REQUEST: Copy the stretch from the start of the material through the line containing "- spotify-icon[interactable]: [689, 698, 702, 711]", substituting "chat-line" for every "chat-message" and leaving all else untouched.

[Layout element entries]
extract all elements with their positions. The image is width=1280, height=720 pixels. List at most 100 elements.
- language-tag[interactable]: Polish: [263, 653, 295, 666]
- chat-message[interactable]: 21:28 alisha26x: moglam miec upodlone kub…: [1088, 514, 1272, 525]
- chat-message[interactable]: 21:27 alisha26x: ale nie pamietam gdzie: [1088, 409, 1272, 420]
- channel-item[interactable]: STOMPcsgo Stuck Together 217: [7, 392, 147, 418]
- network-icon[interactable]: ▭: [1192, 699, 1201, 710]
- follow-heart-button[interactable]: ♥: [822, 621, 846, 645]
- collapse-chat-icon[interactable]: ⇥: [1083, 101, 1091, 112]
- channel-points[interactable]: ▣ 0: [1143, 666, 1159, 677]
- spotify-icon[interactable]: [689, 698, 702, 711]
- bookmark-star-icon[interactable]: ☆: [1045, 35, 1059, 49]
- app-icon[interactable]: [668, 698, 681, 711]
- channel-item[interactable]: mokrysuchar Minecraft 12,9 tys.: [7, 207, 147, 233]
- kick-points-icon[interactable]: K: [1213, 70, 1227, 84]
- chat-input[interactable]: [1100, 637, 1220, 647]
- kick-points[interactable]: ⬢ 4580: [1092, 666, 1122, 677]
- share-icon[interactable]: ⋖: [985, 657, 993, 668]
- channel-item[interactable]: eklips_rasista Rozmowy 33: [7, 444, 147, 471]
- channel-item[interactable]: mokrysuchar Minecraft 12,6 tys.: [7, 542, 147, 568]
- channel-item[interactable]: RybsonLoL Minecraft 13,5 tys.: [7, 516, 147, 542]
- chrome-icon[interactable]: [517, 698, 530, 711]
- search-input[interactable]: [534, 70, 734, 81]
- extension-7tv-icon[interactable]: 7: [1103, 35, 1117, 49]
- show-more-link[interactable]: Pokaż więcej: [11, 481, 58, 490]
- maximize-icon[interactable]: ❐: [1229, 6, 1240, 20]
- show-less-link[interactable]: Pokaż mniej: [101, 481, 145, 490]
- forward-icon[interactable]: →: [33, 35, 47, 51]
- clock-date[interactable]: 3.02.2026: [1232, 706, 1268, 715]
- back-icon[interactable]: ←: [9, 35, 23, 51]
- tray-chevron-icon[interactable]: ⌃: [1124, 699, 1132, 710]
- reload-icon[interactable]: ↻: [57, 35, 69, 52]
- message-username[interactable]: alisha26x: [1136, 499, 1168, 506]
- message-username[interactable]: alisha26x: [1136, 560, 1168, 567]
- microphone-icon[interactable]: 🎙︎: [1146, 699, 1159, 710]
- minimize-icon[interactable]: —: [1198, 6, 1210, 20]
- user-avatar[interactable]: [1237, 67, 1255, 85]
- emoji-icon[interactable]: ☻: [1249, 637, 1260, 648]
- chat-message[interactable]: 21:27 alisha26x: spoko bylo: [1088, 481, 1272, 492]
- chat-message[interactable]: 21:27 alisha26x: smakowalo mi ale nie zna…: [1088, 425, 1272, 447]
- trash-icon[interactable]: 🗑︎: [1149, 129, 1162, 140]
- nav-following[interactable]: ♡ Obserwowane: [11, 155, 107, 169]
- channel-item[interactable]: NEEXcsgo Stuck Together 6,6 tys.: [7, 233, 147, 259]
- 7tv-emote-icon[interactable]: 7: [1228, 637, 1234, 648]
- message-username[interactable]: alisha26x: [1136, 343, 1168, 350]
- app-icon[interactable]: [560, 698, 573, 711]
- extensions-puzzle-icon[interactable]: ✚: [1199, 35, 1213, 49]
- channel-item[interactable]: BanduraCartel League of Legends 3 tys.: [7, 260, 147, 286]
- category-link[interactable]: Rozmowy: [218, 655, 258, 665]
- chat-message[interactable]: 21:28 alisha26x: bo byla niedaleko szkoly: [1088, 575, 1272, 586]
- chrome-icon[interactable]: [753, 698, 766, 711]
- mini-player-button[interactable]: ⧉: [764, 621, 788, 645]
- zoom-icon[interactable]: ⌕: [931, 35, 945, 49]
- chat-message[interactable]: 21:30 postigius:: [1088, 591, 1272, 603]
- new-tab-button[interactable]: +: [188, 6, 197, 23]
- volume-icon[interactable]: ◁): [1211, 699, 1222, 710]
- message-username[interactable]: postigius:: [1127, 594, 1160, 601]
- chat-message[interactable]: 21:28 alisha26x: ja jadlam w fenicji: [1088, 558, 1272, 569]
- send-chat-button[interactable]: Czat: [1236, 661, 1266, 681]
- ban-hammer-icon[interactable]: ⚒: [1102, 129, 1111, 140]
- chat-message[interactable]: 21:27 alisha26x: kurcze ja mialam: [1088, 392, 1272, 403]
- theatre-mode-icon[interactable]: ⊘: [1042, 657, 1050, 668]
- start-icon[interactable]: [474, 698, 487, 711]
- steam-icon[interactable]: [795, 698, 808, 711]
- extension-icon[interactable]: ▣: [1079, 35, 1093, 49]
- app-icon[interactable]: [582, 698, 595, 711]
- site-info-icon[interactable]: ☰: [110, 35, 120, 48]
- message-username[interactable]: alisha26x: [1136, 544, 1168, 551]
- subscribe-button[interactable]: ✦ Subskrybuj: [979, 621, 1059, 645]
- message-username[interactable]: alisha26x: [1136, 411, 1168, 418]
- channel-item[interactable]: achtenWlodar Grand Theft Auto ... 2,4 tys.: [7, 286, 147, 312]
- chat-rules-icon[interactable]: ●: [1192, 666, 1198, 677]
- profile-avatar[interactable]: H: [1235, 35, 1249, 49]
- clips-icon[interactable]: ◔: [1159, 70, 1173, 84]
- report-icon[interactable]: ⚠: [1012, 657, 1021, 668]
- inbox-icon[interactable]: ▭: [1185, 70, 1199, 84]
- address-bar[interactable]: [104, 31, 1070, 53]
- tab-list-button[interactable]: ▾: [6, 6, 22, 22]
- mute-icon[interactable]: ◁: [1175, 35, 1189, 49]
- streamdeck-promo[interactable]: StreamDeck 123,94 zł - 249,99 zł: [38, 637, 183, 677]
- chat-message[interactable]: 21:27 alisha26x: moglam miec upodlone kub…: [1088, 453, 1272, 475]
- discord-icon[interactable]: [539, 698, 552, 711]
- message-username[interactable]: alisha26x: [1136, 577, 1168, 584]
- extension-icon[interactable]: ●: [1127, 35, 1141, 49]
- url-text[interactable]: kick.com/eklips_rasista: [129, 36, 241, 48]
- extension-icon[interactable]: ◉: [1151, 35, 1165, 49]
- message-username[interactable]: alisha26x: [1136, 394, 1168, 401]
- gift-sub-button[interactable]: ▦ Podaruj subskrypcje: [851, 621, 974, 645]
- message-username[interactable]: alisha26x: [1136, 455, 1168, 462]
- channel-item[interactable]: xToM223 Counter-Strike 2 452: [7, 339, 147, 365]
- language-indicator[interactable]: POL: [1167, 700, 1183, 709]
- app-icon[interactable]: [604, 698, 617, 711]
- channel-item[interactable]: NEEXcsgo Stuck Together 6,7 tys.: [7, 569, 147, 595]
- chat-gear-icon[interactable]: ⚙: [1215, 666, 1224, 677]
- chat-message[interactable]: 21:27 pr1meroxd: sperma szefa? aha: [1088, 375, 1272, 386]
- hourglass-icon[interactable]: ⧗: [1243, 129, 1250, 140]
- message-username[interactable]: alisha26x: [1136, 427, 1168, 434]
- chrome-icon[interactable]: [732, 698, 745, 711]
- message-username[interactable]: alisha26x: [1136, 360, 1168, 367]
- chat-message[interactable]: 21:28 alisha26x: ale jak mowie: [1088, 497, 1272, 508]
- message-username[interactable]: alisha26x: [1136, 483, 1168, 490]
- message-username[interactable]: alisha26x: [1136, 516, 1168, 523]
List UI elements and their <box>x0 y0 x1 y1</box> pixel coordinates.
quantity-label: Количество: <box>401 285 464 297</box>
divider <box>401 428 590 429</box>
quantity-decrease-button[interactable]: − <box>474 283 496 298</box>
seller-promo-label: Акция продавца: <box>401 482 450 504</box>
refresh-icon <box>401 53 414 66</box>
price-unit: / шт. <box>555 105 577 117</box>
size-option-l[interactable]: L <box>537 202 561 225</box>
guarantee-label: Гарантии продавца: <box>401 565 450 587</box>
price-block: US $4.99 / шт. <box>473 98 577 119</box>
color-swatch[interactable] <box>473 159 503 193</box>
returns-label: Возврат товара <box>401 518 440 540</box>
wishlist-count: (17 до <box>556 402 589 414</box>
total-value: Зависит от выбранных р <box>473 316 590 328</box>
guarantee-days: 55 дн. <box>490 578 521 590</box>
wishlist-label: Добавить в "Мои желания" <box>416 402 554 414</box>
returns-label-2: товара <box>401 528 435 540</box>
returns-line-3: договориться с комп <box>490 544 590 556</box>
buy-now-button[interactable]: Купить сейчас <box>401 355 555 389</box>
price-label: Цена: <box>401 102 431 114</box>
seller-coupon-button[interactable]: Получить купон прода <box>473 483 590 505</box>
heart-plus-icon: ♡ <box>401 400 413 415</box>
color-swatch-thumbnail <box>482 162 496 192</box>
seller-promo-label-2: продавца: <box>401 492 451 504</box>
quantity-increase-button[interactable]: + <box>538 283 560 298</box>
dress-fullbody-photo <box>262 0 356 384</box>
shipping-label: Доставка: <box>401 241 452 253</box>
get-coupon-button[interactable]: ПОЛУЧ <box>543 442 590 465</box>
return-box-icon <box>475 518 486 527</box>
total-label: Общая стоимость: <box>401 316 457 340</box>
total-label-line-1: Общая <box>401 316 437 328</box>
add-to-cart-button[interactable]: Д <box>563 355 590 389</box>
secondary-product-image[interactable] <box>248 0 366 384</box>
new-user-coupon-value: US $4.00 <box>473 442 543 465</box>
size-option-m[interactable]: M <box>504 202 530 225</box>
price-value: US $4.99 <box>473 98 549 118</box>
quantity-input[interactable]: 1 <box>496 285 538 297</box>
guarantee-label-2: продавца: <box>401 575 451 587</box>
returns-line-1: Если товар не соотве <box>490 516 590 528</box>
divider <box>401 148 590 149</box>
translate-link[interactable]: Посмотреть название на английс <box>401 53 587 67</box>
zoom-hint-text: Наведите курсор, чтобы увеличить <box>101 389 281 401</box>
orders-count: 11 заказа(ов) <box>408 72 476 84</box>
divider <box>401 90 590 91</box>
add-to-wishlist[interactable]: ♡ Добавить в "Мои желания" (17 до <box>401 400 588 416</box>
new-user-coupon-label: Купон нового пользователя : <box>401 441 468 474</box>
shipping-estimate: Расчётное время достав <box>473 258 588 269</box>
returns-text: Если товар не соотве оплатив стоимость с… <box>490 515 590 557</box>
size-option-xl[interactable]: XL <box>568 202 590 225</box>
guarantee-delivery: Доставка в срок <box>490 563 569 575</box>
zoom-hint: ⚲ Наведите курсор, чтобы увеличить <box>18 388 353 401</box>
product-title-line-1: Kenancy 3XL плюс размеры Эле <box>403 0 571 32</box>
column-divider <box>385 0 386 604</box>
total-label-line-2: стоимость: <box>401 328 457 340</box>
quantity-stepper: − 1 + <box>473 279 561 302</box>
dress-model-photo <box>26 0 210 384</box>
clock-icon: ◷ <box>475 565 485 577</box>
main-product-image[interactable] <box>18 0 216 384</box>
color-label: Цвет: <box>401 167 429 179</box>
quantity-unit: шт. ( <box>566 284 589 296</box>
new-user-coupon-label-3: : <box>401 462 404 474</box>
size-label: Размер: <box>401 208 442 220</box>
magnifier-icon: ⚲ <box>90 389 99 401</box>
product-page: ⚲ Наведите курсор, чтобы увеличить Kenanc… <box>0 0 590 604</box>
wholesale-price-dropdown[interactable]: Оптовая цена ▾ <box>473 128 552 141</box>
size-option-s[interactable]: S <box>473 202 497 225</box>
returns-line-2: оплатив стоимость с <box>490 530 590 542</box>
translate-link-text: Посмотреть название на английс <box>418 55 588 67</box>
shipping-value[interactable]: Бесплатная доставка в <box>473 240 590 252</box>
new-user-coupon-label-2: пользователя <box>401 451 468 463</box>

SOLUTION FOR THIS PROBLEM:
extract all elements with their positions. The image is width=1280, height=720 pixels. List at most 100 elements.
- language-tag[interactable]: Polish: [263, 653, 295, 666]
- chat-line[interactable]: 21:28 alisha26x: moglam miec upodlone kub…: [1088, 514, 1272, 525]
- chat-line[interactable]: 21:27 alisha26x: ale nie pamietam gdzie: [1088, 409, 1272, 420]
- channel-item[interactable]: STOMPcsgo Stuck Together 217: [7, 392, 147, 418]
- network-icon[interactable]: ▭: [1192, 699, 1201, 710]
- follow-heart-button[interactable]: ♥: [822, 621, 846, 645]
- collapse-chat-icon[interactable]: ⇥: [1083, 101, 1091, 112]
- channel-points[interactable]: ▣ 0: [1143, 666, 1159, 677]
- spotify-icon[interactable]: [689, 698, 702, 711]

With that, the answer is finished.